▶ _Recorded data_:

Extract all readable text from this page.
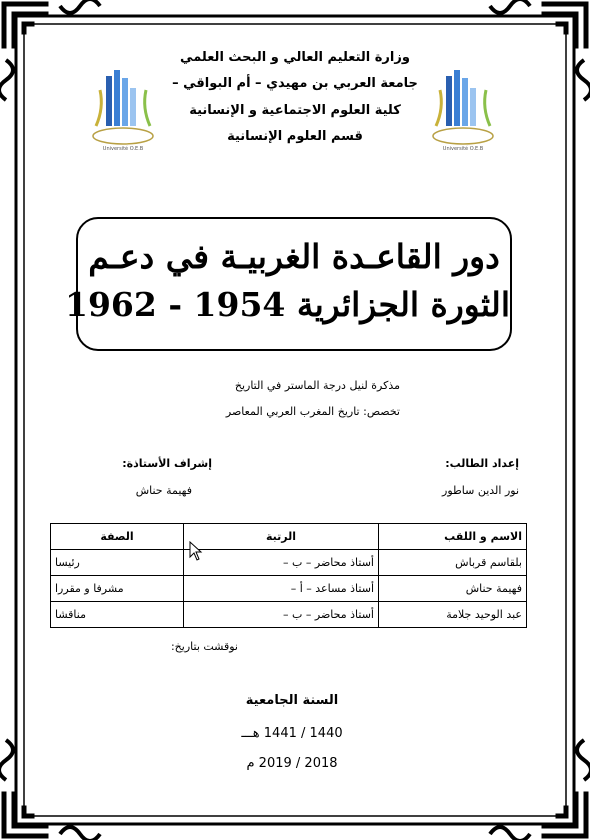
Université O.E.B	Université O.E.B
وزارة التعليم العالي و البحث العلمي
جامعة العربي بن مهيدي – أم البواقي –
كلية العلوم الاجتماعية و الإنسانية
قسم العلوم الإنسانية
دور القاعـدة الغربيـة في دعـم
الثورة الجزائرية 1954 - 1962
مذكرة لنيل درجة الماستر في التاريخ
تخصص: تاريخ المغرب العربي المعاصر
إعداد الطالب:
نور الدين ساطور
إشراف الأستاذة:
فهيمة حناش
الاسم و اللقب	الرتبة	الصفة
بلقاسم قرباش	أستاذ محاضر – ب –	رئيسا
فهيمة حناش	أستاذ مساعد – أ –	مشرفا و مقررا
عبد الوحيد جلامة	أستاذ محاضر – ب –	مناقشا
نوقشت بتاريخ:
السنة الجامعية
1440 / 1441 هـــ
2018 / 2019 م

▶ _The problem_:
Transcribe the preceding listing in its entirety and with exact wording, leaving out pictures.

▶ _Answer to the problem_:
Extract all readable text from this page.
Université O.E.B	Université O.E.B
وزارة التعليم العالي و البحث العلمي
جامعة العربي بن مهيدي – أم البواقي –
كلية العلوم الاجتماعية و الإنسانية
قسم العلوم الإنسانية
دور القاعـدة الغربيـة في دعـم
الثورة الجزائرية 1954 - 1962
مذكرة لنيل درجة الماستر في التاريخ
تخصص: تاريخ المغرب العربي المعاصر
إعداد الطالب:
نور الدين ساطور
إشراف الأستاذة:
فهيمة حناش
الاسم و اللقب	الرتبة	الصفة
بلقاسم قرباش	أستاذ محاضر – ب –	رئيسا
فهيمة حناش	أستاذ مساعد – أ –	مشرفا و مقررا
عبد الوحيد جلامة	أستاذ محاضر – ب –	مناقشا
نوقشت بتاريخ:
السنة الجامعية
1440 / 1441 هـــ
2018 / 2019 م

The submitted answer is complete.